┌─ GIVEN ENTRIES
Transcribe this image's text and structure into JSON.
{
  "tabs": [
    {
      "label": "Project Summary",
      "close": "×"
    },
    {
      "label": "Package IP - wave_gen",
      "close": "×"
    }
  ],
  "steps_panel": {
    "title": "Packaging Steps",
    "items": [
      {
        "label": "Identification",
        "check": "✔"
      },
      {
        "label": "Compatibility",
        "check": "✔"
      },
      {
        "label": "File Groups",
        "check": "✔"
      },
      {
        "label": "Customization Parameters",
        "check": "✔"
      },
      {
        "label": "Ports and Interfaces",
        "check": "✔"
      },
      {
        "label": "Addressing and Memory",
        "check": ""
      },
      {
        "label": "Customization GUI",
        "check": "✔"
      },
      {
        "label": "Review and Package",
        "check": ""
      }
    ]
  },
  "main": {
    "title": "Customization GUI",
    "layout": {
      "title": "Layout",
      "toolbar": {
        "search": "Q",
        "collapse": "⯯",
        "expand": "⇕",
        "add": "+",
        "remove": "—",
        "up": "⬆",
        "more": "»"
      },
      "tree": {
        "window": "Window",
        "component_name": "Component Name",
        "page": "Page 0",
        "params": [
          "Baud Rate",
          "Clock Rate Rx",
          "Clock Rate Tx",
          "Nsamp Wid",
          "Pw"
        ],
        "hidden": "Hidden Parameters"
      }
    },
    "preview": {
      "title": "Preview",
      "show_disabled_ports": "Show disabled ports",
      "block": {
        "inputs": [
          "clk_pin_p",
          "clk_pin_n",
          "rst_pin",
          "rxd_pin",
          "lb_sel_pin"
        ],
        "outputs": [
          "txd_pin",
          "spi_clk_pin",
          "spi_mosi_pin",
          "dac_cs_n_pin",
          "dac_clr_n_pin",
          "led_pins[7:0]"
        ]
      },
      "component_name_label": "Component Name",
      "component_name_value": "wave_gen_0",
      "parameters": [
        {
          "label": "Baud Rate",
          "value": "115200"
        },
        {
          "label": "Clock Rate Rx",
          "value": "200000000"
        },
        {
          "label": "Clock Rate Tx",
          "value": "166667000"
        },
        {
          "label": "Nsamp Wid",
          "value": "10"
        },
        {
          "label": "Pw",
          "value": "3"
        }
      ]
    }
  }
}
└─
▸ WRITTEN TASK: Find all the lines containing "Clock" in the material, then copy them.

▸ WRITTEN REPLY:
          "Clock Rate Rx",
          "Clock Rate Tx",
          "label": "Clock Rate Rx",
          "label": "Clock Rate Tx",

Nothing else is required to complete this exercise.